STATED GOAL> Only a number is wanted: how many lines of the entries include the string "Enter"?

MATERIAL TO PROCESS>

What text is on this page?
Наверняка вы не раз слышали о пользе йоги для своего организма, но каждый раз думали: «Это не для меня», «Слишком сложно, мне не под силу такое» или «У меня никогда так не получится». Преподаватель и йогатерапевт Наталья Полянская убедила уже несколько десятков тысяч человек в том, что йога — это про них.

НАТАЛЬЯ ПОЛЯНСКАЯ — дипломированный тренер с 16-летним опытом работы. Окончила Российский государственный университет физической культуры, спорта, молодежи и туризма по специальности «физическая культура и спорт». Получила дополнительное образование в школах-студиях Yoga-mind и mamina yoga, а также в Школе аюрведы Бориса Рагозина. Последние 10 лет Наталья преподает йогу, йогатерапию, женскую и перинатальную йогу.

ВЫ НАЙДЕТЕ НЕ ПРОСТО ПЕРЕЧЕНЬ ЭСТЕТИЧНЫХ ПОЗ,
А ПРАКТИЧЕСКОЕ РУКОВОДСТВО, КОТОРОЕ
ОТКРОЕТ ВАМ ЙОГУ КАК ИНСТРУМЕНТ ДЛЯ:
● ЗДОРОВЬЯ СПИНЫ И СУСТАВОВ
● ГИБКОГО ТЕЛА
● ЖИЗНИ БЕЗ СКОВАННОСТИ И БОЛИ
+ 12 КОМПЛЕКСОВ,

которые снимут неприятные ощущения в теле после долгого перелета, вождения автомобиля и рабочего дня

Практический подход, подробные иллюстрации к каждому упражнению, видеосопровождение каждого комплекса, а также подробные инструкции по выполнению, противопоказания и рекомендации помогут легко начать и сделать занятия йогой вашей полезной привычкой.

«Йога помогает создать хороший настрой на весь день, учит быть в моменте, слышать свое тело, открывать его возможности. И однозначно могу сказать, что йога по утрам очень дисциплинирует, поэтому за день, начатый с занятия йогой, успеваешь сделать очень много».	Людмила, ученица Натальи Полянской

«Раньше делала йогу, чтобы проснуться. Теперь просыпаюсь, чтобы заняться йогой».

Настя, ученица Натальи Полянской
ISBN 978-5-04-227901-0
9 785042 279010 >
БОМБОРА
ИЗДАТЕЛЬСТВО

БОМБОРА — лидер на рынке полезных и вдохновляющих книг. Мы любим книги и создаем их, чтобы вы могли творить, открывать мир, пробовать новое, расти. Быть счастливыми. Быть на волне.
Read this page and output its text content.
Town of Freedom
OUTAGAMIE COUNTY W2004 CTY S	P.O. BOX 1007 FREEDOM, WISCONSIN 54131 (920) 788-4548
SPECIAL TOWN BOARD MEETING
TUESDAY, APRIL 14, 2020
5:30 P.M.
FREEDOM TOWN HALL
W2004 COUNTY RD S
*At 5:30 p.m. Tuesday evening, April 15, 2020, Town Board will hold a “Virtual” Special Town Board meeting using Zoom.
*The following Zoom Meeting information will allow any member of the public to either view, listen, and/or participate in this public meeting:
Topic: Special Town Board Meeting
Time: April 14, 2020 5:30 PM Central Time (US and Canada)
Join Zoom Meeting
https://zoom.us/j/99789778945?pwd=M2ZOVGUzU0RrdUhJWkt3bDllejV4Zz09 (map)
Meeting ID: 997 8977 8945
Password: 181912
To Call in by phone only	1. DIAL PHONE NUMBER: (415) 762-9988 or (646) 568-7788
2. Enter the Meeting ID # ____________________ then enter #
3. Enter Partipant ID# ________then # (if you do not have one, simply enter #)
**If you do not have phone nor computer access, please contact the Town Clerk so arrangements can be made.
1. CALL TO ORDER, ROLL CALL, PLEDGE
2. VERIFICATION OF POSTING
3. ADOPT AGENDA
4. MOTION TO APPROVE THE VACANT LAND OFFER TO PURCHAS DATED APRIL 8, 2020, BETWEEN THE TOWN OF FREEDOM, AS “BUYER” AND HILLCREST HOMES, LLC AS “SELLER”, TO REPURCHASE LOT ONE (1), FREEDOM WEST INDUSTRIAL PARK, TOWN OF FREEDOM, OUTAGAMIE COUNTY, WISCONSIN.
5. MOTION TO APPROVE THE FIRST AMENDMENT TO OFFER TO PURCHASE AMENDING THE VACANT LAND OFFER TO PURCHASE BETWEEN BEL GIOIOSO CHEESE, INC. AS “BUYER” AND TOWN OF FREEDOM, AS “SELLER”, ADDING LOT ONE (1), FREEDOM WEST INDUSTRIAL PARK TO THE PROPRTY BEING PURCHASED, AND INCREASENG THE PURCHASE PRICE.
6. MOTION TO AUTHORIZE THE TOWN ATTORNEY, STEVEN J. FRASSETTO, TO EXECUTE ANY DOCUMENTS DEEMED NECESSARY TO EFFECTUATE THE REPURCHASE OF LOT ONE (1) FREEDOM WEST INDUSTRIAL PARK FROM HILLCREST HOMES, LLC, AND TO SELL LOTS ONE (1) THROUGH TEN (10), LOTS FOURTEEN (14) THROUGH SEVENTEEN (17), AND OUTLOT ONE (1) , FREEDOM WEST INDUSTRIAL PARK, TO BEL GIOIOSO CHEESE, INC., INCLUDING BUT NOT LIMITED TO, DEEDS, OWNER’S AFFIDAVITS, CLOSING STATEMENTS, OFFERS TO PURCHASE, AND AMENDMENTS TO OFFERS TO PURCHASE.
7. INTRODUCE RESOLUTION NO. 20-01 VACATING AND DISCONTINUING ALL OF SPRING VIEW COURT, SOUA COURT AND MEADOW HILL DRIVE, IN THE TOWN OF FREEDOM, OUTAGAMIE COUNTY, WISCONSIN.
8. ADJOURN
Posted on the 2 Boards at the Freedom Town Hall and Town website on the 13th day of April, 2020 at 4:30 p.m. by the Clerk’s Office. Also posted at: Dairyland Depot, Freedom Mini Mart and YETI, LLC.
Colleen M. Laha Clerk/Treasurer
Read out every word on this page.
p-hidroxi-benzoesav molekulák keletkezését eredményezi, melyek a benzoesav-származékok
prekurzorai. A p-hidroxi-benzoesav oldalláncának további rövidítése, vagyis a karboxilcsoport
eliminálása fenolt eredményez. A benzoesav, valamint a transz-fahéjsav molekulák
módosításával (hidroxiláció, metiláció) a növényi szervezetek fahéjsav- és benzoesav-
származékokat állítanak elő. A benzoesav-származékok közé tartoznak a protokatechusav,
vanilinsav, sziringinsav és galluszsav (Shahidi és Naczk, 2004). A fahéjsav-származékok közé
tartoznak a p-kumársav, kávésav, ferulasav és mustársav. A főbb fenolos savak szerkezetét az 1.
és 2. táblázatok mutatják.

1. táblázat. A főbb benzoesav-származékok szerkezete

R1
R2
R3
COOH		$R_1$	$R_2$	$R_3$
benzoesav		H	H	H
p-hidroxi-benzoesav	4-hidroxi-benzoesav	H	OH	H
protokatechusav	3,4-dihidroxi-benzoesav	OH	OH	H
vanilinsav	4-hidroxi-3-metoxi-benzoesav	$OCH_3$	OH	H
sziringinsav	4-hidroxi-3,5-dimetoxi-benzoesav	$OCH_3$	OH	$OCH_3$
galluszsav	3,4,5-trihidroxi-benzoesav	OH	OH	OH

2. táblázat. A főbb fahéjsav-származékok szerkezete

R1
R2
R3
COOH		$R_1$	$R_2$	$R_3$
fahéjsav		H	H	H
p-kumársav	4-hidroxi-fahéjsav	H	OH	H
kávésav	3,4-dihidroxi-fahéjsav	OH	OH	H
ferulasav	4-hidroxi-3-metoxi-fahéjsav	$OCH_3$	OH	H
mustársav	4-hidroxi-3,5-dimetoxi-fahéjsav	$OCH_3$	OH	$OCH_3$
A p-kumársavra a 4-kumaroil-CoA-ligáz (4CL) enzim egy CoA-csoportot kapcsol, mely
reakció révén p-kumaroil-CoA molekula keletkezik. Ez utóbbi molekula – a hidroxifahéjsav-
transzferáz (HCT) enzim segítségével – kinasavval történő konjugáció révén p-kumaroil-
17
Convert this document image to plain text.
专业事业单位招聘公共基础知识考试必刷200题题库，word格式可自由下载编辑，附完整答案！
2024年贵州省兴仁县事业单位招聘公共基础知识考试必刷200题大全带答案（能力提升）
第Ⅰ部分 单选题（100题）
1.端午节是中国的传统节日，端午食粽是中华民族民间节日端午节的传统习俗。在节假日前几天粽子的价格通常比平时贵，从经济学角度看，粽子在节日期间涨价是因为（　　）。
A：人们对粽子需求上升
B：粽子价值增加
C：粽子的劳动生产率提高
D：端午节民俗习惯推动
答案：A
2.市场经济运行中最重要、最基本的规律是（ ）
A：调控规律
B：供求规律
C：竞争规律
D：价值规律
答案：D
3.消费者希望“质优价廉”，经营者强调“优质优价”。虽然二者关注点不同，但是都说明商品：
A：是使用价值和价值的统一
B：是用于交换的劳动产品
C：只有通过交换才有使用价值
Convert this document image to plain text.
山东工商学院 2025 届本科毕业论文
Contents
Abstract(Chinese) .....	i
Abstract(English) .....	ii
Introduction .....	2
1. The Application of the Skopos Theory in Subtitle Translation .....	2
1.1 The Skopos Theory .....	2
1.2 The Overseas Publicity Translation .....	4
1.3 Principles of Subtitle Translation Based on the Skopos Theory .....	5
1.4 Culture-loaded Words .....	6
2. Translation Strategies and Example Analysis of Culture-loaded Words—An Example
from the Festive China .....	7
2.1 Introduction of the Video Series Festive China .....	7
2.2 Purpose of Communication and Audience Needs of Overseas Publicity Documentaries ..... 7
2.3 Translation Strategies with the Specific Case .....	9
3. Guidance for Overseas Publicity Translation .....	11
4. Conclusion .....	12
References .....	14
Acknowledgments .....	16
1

FINISHED EXERCISE> 2